Your task — Which lines hold the word "ylabel"? Copy each of them.
_ _ _ _ _
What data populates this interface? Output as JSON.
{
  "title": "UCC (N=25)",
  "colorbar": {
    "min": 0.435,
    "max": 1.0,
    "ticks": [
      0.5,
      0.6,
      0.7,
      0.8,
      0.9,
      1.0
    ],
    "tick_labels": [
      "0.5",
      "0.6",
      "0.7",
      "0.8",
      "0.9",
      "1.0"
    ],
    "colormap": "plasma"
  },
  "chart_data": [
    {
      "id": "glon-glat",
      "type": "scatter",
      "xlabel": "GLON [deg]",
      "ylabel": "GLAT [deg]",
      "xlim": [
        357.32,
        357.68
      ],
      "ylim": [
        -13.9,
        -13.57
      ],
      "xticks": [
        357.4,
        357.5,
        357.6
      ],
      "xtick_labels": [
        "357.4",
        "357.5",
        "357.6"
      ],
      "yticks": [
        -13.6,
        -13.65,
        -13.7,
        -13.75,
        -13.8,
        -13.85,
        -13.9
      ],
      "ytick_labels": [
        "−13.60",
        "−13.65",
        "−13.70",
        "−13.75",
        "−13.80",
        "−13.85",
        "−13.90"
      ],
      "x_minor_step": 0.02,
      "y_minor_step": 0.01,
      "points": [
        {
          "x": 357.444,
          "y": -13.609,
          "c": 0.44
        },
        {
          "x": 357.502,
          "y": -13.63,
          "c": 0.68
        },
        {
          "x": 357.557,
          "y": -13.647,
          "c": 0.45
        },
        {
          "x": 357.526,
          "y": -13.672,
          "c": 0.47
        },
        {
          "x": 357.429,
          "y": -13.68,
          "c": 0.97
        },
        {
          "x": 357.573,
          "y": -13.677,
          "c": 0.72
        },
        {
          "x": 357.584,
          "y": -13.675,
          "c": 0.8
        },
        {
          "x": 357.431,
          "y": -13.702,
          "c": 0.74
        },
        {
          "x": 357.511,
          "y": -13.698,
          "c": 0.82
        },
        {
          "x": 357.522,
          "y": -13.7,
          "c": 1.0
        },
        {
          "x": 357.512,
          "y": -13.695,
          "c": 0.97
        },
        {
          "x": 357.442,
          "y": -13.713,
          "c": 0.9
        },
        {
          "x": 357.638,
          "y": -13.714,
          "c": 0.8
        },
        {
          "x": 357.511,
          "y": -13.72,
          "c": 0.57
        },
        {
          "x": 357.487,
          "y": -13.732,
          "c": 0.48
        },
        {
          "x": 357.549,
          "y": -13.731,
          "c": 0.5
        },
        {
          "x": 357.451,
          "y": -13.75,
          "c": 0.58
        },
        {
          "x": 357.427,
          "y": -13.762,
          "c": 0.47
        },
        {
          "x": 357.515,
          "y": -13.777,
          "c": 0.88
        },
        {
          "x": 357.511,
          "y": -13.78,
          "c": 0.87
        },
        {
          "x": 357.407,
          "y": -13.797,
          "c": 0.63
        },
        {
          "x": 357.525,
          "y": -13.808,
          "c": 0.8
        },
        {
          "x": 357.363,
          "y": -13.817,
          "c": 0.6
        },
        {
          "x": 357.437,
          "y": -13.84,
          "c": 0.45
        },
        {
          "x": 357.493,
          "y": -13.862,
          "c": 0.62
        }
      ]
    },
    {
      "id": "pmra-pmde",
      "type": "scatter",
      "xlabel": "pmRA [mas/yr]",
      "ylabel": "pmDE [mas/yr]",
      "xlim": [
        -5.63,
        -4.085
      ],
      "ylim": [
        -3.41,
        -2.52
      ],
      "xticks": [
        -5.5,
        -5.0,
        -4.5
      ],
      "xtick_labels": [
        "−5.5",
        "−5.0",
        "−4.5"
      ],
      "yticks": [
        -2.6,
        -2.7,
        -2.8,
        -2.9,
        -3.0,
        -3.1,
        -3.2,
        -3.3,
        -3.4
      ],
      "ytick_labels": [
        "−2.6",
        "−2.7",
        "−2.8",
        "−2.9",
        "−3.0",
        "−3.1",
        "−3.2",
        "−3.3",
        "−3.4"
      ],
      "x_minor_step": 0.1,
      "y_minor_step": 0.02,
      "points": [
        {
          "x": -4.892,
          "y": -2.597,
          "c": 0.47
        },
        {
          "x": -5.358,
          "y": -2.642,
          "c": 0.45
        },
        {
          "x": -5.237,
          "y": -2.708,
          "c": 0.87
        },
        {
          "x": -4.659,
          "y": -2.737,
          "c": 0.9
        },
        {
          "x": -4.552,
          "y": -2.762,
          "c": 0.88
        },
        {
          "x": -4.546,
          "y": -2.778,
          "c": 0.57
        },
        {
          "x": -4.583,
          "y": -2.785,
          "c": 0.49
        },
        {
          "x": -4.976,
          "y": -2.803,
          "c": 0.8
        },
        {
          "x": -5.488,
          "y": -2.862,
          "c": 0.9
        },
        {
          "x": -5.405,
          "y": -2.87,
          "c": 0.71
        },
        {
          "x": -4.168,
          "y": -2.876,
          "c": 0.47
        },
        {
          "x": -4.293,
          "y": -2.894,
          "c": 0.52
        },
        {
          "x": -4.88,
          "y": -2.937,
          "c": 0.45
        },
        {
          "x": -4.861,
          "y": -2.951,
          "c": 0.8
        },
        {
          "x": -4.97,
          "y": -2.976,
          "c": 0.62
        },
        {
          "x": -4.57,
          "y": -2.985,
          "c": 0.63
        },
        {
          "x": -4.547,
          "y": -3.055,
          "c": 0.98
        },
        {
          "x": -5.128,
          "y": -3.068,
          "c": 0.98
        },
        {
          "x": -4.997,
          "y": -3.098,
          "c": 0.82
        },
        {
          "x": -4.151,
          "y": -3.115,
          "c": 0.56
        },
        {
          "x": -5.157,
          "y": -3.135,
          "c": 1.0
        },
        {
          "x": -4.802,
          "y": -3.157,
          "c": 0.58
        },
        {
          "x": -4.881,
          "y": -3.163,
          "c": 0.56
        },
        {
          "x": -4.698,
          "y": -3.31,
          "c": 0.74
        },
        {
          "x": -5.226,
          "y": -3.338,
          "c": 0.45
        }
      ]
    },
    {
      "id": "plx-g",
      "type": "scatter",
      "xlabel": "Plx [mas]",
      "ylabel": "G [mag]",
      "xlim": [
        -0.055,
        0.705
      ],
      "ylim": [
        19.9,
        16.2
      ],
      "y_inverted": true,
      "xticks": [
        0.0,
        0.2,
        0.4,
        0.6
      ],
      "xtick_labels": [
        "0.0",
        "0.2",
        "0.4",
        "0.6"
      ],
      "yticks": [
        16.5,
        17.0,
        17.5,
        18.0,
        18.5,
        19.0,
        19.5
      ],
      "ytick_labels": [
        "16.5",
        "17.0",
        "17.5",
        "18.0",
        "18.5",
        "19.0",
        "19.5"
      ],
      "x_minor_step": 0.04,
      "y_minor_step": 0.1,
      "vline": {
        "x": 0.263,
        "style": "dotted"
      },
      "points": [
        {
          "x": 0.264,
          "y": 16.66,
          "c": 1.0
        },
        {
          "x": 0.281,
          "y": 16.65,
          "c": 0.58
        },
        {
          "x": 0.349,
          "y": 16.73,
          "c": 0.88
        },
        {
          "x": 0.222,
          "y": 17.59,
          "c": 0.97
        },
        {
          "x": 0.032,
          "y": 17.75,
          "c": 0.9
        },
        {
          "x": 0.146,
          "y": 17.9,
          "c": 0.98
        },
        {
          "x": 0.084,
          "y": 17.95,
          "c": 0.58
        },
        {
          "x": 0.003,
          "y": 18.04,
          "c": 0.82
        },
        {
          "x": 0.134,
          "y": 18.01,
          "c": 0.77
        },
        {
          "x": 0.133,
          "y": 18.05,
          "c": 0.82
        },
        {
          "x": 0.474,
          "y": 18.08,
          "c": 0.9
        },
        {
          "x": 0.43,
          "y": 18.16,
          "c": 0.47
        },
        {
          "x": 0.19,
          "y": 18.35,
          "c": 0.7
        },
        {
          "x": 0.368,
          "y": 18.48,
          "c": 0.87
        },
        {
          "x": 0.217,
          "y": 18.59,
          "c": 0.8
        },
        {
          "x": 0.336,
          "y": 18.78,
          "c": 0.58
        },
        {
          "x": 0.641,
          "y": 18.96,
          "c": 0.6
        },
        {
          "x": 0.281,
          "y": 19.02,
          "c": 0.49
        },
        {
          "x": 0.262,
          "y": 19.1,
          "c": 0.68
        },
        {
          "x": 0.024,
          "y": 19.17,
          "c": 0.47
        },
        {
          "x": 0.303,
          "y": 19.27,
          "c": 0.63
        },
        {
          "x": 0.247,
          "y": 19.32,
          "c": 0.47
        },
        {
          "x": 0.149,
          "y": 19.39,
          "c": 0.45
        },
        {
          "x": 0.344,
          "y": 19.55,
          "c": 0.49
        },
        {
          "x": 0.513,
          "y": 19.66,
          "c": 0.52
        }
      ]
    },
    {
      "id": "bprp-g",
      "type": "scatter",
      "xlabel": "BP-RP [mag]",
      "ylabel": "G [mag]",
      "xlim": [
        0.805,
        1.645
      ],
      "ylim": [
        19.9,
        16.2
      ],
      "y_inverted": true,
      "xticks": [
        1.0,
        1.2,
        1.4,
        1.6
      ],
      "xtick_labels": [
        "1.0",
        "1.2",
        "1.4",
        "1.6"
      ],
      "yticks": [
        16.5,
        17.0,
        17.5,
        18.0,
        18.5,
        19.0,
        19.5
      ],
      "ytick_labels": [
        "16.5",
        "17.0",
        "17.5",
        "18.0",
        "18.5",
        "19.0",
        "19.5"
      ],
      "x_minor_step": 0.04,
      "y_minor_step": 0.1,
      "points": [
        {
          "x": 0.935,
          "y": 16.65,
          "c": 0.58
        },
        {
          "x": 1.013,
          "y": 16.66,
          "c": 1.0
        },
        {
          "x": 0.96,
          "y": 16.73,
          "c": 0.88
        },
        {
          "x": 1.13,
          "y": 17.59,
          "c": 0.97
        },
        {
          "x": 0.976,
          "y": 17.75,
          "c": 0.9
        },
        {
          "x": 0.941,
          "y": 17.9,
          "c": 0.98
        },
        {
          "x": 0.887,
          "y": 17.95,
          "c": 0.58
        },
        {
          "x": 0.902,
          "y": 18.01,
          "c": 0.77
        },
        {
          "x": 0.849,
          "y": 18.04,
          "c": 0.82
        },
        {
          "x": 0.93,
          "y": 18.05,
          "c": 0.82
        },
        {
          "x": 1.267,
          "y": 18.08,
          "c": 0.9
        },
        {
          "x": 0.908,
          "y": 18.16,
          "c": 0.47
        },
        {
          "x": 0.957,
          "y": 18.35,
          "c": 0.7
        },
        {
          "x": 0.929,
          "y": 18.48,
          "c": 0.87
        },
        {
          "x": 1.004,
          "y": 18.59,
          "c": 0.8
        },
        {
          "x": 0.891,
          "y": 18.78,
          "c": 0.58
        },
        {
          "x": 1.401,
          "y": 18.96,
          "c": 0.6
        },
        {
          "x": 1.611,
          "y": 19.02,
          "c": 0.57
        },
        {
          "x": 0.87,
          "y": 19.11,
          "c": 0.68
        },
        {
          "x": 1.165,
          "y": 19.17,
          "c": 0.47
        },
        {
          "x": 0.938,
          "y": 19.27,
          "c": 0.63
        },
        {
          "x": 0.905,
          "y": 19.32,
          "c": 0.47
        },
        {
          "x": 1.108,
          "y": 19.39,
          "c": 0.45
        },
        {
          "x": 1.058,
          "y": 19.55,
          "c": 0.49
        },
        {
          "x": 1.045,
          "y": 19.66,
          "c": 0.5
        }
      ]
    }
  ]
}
_ _ _ _ _
Response —
      "ylabel": "GLAT [deg]",
      "ylabel": "pmDE [mas/yr]",
      "ylabel": "G [mag]",
      "ylabel": "G [mag]",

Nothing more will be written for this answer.